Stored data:
==================================================

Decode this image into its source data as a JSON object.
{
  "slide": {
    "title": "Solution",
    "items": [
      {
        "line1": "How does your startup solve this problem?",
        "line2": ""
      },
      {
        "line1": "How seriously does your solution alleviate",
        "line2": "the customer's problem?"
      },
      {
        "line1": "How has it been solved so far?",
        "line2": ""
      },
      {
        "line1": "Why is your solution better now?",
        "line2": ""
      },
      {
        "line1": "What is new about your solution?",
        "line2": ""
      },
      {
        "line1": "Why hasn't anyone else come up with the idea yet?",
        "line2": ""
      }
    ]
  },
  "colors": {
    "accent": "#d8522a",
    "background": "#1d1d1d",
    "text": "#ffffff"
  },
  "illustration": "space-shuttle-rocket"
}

==================================================

What is needed >> Output the complete data exactly as written.

Problem solution >>
Decode this image into its source data as a JSON object.
{
  "slide": {
    "title": "Solution",
    "items": [
      {
        "line1": "How does your startup solve this problem?",
        "line2": ""
      },
      {
        "line1": "How seriously does your solution alleviate",
        "line2": "the customer's problem?"
      },
      {
        "line1": "How has it been solved so far?",
        "line2": ""
      },
      {
        "line1": "Why is your solution better now?",
        "line2": ""
      },
      {
        "line1": "What is new about your solution?",
        "line2": ""
      },
      {
        "line1": "Why hasn't anyone else come up with the idea yet?",
        "line2": ""
      }
    ]
  },
  "colors": {
    "accent": "#d8522a",
    "background": "#1d1d1d",
    "text": "#ffffff"
  },
  "illustration": "space-shuttle-rocket"
}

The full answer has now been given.